• **THE PROBLEM**:
Copy out each line below exactly as it appears.

• **TASK INPUT**:
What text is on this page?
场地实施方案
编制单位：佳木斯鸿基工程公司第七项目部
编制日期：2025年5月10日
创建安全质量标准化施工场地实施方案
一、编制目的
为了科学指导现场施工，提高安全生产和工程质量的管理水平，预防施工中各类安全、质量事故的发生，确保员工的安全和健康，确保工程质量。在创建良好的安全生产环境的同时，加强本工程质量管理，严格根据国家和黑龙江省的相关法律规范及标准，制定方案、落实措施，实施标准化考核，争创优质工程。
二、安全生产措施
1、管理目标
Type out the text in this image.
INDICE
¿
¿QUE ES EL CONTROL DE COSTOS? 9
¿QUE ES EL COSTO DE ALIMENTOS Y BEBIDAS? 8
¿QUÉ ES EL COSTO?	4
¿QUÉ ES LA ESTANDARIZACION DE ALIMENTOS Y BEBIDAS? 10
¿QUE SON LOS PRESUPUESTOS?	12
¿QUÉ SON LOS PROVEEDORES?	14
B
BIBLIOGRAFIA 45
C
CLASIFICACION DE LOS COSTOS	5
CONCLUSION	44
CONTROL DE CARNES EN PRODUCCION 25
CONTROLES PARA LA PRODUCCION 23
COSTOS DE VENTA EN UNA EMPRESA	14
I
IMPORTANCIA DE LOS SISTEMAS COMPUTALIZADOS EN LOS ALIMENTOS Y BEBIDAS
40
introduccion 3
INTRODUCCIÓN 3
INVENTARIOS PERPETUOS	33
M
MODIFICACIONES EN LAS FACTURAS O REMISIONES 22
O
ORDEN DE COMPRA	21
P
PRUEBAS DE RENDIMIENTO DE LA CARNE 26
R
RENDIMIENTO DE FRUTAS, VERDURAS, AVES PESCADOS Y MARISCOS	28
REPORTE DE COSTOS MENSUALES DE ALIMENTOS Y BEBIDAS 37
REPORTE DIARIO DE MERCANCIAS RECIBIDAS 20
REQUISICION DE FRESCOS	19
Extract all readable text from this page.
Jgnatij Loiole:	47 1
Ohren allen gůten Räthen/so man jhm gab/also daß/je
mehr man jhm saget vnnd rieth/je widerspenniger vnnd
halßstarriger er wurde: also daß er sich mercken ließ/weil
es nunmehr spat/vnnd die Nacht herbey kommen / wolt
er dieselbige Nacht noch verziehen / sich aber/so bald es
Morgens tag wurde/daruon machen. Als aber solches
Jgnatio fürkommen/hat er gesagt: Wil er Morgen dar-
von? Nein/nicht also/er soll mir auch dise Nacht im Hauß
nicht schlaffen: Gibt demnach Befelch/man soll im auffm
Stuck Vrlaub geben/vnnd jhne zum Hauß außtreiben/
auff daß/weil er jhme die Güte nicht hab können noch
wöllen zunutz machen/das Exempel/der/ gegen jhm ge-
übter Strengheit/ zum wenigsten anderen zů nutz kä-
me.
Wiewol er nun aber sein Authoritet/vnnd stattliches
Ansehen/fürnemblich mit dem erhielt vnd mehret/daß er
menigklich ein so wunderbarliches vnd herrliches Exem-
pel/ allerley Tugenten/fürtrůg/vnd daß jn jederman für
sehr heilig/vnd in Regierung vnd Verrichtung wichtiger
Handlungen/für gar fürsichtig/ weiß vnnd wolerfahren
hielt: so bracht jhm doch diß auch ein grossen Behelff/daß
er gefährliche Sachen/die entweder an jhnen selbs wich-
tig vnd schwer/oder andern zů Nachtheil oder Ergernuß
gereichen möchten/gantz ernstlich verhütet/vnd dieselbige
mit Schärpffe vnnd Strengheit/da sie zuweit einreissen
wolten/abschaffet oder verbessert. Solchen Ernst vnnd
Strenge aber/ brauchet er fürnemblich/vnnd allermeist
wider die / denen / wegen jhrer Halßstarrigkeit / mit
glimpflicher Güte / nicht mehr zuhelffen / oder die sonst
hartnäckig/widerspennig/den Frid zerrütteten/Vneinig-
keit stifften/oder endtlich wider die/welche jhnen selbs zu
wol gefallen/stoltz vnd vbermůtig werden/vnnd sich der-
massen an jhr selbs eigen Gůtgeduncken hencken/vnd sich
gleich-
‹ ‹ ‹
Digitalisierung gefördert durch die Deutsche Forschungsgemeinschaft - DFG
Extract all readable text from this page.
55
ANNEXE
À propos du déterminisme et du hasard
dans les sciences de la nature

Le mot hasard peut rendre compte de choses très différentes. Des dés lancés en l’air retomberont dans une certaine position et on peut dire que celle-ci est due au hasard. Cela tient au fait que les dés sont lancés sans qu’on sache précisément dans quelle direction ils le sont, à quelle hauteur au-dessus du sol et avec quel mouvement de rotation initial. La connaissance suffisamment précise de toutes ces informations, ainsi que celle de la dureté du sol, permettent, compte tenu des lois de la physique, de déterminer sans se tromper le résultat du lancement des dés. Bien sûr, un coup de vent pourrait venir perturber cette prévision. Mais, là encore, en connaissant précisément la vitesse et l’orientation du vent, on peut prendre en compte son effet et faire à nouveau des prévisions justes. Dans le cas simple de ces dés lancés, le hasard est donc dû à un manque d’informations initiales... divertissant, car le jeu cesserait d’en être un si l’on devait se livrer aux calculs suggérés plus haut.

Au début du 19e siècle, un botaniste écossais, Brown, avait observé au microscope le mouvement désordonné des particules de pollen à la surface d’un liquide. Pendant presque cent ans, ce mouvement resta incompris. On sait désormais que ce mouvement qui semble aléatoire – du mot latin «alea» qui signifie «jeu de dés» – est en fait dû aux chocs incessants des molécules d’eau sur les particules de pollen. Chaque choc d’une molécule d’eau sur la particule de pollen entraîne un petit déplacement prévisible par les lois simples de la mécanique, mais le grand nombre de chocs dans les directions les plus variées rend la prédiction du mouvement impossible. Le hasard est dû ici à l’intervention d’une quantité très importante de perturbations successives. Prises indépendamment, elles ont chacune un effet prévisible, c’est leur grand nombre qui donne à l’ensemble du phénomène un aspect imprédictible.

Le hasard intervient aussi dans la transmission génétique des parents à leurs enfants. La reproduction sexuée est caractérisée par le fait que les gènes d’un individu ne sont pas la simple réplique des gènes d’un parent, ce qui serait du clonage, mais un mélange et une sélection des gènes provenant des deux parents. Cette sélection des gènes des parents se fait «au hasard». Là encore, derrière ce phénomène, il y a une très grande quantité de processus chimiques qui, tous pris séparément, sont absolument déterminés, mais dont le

• **TASK ANSWER**:
What text is on this page?
场地实施方案
编制单位：佳木斯鸿基工程公司第七项目部
编制日期：2025年5月10日
创建安全质量标准化施工场地实施方案
一、编制目的
为了科学指导现场施工，提高安全生产和工程质量的管理水平，预防施工中各类安全、质量事故的发生，确保员工的安全和健康，确保工程质量。在创建良好的安全生产环境的同时，加强本工程质量管理，严格根据国家和黑龙江省的相关法律规范及标准，制定方案、落实措施，实施标准化考核，争创优质工程。
二、安全生产措施
1、管理目标
Type out the text in this image.
INDICE
¿
¿QUE ES EL CONTROL DE COSTOS? 9
¿QUE ES EL COSTO DE ALIMENTOS Y BEBIDAS? 8
¿QUÉ ES EL COSTO?	4
¿QUÉ ES LA ESTANDARIZACION DE ALIMENTOS Y BEBIDAS? 10
¿QUE SON LOS PRESUPUESTOS?	12
¿QUÉ SON LOS PROVEEDORES?	14
B
BIBLIOGRAFIA 45
C
CLASIFICACION DE LOS COSTOS	5
CONCLUSION	44
CONTROL DE CARNES EN PRODUCCION 25
CONTROLES PARA LA PRODUCCION 23
COSTOS DE VENTA EN UNA EMPRESA	14
I
IMPORTANCIA DE LOS SISTEMAS COMPUTALIZADOS EN LOS ALIMENTOS Y BEBIDAS
40
introduccion 3
INTRODUCCIÓN 3
INVENTARIOS PERPETUOS	33
M
MODIFICACIONES EN LAS FACTURAS O REMISIONES 22
O
ORDEN DE COMPRA	21
P
PRUEBAS DE RENDIMIENTO DE LA CARNE 26
R
RENDIMIENTO DE FRUTAS, VERDURAS, AVES PESCADOS Y MARISCOS	28
REPORTE DE COSTOS MENSUALES DE ALIMENTOS Y BEBIDAS 37
REPORTE DIARIO DE MERCANCIAS RECIBIDAS 20
REQUISICION DE FRESCOS	19
Extract all readable text from this page.
Jgnatij Loiole:	47 1
Ohren allen gůten Räthen/so man jhm gab/also daß/je
mehr man jhm saget vnnd rieth/je widerspenniger vnnd
halßstarriger er wurde: also daß er sich mercken ließ/weil
es nunmehr spat/vnnd die Nacht herbey kommen / wolt
er dieselbige Nacht noch verziehen / sich aber/so bald es
Morgens tag wurde/daruon machen. Als aber solches
Jgnatio fürkommen/hat er gesagt: Wil er Morgen dar-
von? Nein/nicht also/er soll mir auch dise Nacht im Hauß
nicht schlaffen: Gibt demnach Befelch/man soll im auffm
Stuck Vrlaub geben/vnnd jhne zum Hauß außtreiben/
auff daß/weil er jhme die Güte nicht hab können noch
wöllen zunutz machen/das Exempel/der/ gegen jhm ge-
übter Strengheit/ zum wenigsten anderen zů nutz kä-
me.
Wiewol er nun aber sein Authoritet/vnnd stattliches
Ansehen/fürnemblich mit dem erhielt vnd mehret/daß er
menigklich ein so wunderbarliches vnd herrliches Exem-
pel/ allerley Tugenten/fürtrůg/vnd daß jn jederman für
sehr heilig/vnd in Regierung vnd Verrichtung wichtiger
Handlungen/für gar fürsichtig/ weiß vnnd wolerfahren
hielt: so bracht jhm doch diß auch ein grossen Behelff/daß
er gefährliche Sachen/die entweder an jhnen selbs wich-
tig vnd schwer/oder andern zů Nachtheil oder Ergernuß
gereichen möchten/gantz ernstlich verhütet/vnd dieselbige
mit Schärpffe vnnd Strengheit/da sie zuweit einreissen
wolten/abschaffet oder verbessert. Solchen Ernst vnnd
Strenge aber/ brauchet er fürnemblich/vnnd allermeist
wider die / denen / wegen jhrer Halßstarrigkeit / mit
glimpflicher Güte / nicht mehr zuhelffen / oder die sonst
hartnäckig/widerspennig/den Frid zerrütteten/Vneinig-
keit stifften/oder endtlich wider die/welche jhnen selbs zu
wol gefallen/stoltz vnd vbermůtig werden/vnnd sich der-
massen an jhr selbs eigen Gůtgeduncken hencken/vnd sich
gleich-
‹ ‹ ‹
Digitalisierung gefördert durch die Deutsche Forschungsgemeinschaft - DFG
Extract all readable text from this page.
55
ANNEXE
À propos du déterminisme et du hasard
dans les sciences de la nature

Le mot hasard peut rendre compte de choses très différentes. Des dés lancés en l’air retomberont dans une certaine position et on peut dire que celle-ci est due au hasard. Cela tient au fait que les dés sont lancés sans qu’on sache précisément dans quelle direction ils le sont, à quelle hauteur au-dessus du sol et avec quel mouvement de rotation initial. La connaissance suffisamment précise de toutes ces informations, ainsi que celle de la dureté du sol, permettent, compte tenu des lois de la physique, de déterminer sans se tromper le résultat du lancement des dés. Bien sûr, un coup de vent pourrait venir perturber cette prévision. Mais, là encore, en connaissant précisément la vitesse et l’orientation du vent, on peut prendre en compte son effet et faire à nouveau des prévisions justes. Dans le cas simple de ces dés lancés, le hasard est donc dû à un manque d’informations initiales... divertissant, car le jeu cesserait d’en être un si l’on devait se livrer aux calculs suggérés plus haut.

Au début du 19e siècle, un botaniste écossais, Brown, avait observé au microscope le mouvement désordonné des particules de pollen à la surface d’un liquide. Pendant presque cent ans, ce mouvement resta incompris. On sait désormais que ce mouvement qui semble aléatoire – du mot latin «alea» qui signifie «jeu de dés» – est en fait dû aux chocs incessants des molécules d’eau sur les particules de pollen. Chaque choc d’une molécule d’eau sur la particule de pollen entraîne un petit déplacement prévisible par les lois simples de la mécanique, mais le grand nombre de chocs dans les directions les plus variées rend la prédiction du mouvement impossible. Le hasard est dû ici à l’intervention d’une quantité très importante de perturbations successives. Prises indépendamment, elles ont chacune un effet prévisible, c’est leur grand nombre qui donne à l’ensemble du phénomène un aspect imprédictible.

Le hasard intervient aussi dans la transmission génétique des parents à leurs enfants. La reproduction sexuée est caractérisée par le fait que les gènes d’un individu ne sont pas la simple réplique des gènes d’un parent, ce qui serait du clonage, mais un mélange et une sélection des gènes provenant des deux parents. Cette sélection des gènes des parents se fait «au hasard». Là encore, derrière ce phénomène, il y a une très grande quantité de processus chimiques qui, tous pris séparément, sont absolument déterminés, mais dont le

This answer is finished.